▼
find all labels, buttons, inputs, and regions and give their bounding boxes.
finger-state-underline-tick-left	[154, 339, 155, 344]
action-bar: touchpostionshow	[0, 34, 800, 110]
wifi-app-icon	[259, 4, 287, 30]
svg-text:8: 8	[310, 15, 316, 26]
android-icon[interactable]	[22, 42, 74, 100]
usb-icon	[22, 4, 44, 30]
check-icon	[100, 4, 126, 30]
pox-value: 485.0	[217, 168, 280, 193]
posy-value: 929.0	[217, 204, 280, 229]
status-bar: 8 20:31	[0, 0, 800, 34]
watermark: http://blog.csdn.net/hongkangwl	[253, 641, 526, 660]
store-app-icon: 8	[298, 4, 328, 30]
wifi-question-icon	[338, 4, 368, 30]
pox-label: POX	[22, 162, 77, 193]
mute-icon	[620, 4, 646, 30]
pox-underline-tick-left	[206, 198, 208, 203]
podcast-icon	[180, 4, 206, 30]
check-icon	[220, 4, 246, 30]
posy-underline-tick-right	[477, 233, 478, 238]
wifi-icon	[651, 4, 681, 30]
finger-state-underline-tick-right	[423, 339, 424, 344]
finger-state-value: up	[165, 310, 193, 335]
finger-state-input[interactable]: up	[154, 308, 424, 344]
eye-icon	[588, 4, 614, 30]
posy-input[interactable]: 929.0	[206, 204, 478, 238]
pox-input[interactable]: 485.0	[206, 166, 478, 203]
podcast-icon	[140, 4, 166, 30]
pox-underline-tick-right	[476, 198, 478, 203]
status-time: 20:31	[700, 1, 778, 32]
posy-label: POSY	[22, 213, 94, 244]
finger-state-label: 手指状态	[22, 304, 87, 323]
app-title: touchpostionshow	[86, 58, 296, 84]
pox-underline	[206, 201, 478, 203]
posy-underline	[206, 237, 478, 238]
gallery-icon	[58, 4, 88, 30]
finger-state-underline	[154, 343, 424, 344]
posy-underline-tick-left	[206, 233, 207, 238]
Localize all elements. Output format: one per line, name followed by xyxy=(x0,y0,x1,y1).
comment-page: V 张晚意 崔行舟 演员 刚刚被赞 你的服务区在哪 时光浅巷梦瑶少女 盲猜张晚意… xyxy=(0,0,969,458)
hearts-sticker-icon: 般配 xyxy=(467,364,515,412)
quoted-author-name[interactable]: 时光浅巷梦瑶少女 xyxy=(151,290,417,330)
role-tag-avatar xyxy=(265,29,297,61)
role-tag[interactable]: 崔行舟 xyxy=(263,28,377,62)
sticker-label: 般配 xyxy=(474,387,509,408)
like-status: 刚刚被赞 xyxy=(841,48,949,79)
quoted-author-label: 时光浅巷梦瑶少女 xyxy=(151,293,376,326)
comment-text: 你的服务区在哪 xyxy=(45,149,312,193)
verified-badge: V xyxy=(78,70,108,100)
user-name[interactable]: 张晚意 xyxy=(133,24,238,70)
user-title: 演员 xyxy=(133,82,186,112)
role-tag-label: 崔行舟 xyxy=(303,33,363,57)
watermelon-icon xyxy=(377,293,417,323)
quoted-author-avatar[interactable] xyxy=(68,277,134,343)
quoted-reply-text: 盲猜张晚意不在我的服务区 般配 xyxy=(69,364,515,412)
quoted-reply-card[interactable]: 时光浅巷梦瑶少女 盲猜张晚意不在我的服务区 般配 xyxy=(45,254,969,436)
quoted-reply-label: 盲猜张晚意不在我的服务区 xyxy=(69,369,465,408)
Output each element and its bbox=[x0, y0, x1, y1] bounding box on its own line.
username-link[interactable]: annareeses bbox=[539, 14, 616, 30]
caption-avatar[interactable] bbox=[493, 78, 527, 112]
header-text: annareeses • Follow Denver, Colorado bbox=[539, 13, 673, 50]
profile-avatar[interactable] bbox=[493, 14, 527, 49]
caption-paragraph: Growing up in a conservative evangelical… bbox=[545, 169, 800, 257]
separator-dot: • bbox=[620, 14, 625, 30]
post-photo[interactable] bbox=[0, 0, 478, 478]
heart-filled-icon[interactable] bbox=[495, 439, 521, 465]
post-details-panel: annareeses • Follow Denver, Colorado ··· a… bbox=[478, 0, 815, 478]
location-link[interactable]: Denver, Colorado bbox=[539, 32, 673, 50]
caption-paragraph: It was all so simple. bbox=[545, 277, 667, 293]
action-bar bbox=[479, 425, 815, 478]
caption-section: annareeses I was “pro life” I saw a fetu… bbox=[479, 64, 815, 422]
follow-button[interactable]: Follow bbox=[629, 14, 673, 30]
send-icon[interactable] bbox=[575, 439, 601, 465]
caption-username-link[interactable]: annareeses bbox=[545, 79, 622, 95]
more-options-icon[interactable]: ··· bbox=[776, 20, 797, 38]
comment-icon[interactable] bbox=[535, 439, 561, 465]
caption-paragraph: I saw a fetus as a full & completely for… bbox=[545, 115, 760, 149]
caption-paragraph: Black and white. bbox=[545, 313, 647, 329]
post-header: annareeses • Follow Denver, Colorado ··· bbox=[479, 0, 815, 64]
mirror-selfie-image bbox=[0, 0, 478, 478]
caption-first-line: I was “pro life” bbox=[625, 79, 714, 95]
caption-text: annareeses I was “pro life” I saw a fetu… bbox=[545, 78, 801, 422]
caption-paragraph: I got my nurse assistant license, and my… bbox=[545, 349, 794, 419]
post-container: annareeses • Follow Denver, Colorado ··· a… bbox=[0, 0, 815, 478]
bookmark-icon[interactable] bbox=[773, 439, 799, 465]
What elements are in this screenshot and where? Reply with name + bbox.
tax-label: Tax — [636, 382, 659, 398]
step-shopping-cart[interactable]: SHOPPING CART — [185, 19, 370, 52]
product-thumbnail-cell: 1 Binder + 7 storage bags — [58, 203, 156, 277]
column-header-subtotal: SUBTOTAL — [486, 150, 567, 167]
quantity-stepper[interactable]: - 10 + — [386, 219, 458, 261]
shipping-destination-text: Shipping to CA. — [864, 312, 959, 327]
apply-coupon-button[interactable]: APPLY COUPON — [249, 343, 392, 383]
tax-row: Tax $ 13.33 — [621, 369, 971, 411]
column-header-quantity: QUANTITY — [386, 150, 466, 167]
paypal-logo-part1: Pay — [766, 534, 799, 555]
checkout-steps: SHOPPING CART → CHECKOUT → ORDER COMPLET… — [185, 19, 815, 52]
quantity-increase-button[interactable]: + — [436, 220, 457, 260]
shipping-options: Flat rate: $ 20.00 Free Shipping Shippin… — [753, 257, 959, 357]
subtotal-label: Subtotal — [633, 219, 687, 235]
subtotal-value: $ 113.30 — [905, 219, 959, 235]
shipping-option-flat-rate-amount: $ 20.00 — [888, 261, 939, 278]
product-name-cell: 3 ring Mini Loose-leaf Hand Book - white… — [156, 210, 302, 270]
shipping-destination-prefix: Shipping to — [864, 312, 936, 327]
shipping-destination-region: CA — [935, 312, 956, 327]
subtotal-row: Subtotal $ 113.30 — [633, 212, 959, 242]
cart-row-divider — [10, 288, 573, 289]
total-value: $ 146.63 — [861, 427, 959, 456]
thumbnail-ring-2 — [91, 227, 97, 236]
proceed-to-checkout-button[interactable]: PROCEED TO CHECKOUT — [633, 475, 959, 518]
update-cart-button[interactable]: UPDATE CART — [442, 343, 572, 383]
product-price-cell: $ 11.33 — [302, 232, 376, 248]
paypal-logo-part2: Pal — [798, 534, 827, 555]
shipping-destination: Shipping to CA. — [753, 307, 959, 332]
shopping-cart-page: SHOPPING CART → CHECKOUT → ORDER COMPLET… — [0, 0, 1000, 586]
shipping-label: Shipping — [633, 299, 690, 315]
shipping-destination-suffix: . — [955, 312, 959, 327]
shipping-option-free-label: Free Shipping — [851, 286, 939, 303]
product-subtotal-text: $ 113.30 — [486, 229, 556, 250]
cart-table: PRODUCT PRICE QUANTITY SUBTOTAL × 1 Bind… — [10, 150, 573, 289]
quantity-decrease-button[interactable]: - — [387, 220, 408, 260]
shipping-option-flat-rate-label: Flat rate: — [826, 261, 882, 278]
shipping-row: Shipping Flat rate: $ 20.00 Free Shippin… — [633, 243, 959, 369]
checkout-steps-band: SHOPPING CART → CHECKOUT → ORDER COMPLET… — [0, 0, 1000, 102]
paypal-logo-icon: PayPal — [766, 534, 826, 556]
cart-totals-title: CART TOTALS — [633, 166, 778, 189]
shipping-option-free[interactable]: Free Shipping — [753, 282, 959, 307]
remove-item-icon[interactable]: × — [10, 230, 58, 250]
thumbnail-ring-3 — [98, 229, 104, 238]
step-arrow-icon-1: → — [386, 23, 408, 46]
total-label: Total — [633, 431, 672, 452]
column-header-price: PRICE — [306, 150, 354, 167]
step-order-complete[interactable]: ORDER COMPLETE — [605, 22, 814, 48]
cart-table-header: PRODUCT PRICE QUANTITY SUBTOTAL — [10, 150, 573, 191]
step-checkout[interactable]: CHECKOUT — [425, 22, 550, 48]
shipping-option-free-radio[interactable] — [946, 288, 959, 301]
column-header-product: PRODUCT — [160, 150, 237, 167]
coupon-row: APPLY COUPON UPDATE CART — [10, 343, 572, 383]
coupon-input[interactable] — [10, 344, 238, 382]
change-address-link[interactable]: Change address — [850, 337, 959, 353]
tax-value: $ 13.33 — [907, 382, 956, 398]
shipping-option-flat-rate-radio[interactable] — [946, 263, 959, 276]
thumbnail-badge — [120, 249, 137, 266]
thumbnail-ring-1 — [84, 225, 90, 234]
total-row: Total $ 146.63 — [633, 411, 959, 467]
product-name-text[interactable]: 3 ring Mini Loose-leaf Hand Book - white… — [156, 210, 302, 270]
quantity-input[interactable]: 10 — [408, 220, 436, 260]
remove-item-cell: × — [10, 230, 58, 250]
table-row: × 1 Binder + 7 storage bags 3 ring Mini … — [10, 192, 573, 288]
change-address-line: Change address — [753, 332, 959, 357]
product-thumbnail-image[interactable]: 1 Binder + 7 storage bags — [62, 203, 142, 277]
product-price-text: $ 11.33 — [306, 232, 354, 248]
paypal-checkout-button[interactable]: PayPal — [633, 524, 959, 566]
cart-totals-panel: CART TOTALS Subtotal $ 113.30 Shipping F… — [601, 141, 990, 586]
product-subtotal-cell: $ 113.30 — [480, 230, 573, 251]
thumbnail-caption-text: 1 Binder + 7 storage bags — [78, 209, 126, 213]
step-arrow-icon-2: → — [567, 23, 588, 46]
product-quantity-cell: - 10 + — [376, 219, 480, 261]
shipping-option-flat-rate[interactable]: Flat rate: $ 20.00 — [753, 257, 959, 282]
▲
> DIRECTION: Reproduce the records word for word, starting at their first line and ending with the line that contains "4, 614, 30]", including both of those lines.

> EXPECTED ANSWER:
find all labels, buttons, inputs, and regions and give their bounding boxes.
finger-state-underline-tick-left	[154, 339, 155, 344]
action-bar: touchpostionshow	[0, 34, 800, 110]
wifi-app-icon	[259, 4, 287, 30]
svg-text:8: 8	[310, 15, 316, 26]
android-icon[interactable]	[22, 42, 74, 100]
usb-icon	[22, 4, 44, 30]
check-icon	[100, 4, 126, 30]
pox-value: 485.0	[217, 168, 280, 193]
posy-value: 929.0	[217, 204, 280, 229]
status-bar: 8 20:31	[0, 0, 800, 34]
watermark: http://blog.csdn.net/hongkangwl	[253, 641, 526, 660]
store-app-icon: 8	[298, 4, 328, 30]
wifi-question-icon	[338, 4, 368, 30]
pox-label: POX	[22, 162, 77, 193]
mute-icon	[620, 4, 646, 30]
pox-underline-tick-left	[206, 198, 208, 203]
podcast-icon	[180, 4, 206, 30]
check-icon	[220, 4, 246, 30]
posy-underline-tick-right	[477, 233, 478, 238]
wifi-icon	[651, 4, 681, 30]
finger-state-underline-tick-right	[423, 339, 424, 344]
finger-state-value: up	[165, 310, 193, 335]
finger-state-input[interactable]: up	[154, 308, 424, 344]
eye-icon	[588, 4, 614, 30]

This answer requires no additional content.